━━ Data extracts
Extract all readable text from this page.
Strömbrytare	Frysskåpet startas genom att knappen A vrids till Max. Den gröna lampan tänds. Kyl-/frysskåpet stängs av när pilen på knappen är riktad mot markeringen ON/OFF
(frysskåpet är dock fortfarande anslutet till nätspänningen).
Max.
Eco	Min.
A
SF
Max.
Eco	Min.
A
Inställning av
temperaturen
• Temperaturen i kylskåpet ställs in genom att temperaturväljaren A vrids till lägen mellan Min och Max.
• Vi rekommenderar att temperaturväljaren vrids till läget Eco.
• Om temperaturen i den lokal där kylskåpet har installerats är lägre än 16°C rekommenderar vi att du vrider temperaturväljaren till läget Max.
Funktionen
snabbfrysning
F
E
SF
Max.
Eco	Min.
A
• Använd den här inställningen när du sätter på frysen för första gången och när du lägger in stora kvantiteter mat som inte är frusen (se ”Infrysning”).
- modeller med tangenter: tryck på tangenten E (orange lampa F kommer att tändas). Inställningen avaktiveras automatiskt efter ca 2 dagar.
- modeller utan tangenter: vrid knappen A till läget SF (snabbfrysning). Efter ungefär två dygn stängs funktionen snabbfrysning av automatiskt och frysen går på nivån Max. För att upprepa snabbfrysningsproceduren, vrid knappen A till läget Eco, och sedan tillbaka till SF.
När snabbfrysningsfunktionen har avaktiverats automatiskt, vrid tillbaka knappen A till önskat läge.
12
━━━━
* Task details:
The data above should be copied out with complete accuracy.

* Written solution:
Extract all readable text from this page.
Strömbrytare	Frysskåpet startas genom att knappen A vrids till Max. Den gröna lampan tänds. Kyl-/frysskåpet stängs av när pilen på knappen är riktad mot markeringen ON/OFF
(frysskåpet är dock fortfarande anslutet till nätspänningen).
Max.
Eco	Min.
A
SF
Max.
Eco	Min.
A
Inställning av
temperaturen
• Temperaturen i kylskåpet ställs in genom att temperaturväljaren A vrids till lägen mellan Min och Max.
• Vi rekommenderar att temperaturväljaren vrids till läget Eco.
• Om temperaturen i den lokal där kylskåpet har installerats är lägre än 16°C rekommenderar vi att du vrider temperaturväljaren till läget Max.
Funktionen
snabbfrysning
F
E
SF
Max.
Eco	Min.
A
• Använd den här inställningen när du sätter på frysen för första gången och när du lägger in stora kvantiteter mat som inte är frusen (se ”Infrysning”).
- modeller med tangenter: tryck på tangenten E (orange lampa F kommer att tändas). Inställningen avaktiveras automatiskt efter ca 2 dagar.
- modeller utan tangenter: vrid knappen A till läget SF (snabbfrysning). Efter ungefär två dygn stängs funktionen snabbfrysning av automatiskt och frysen går på nivån Max. För att upprepa snabbfrysningsproceduren, vrid knappen A till läget Eco, och sedan tillbaka till SF.
När snabbfrysningsfunktionen har avaktiverats automatiskt, vrid tillbaka knappen A till önskat läge.
12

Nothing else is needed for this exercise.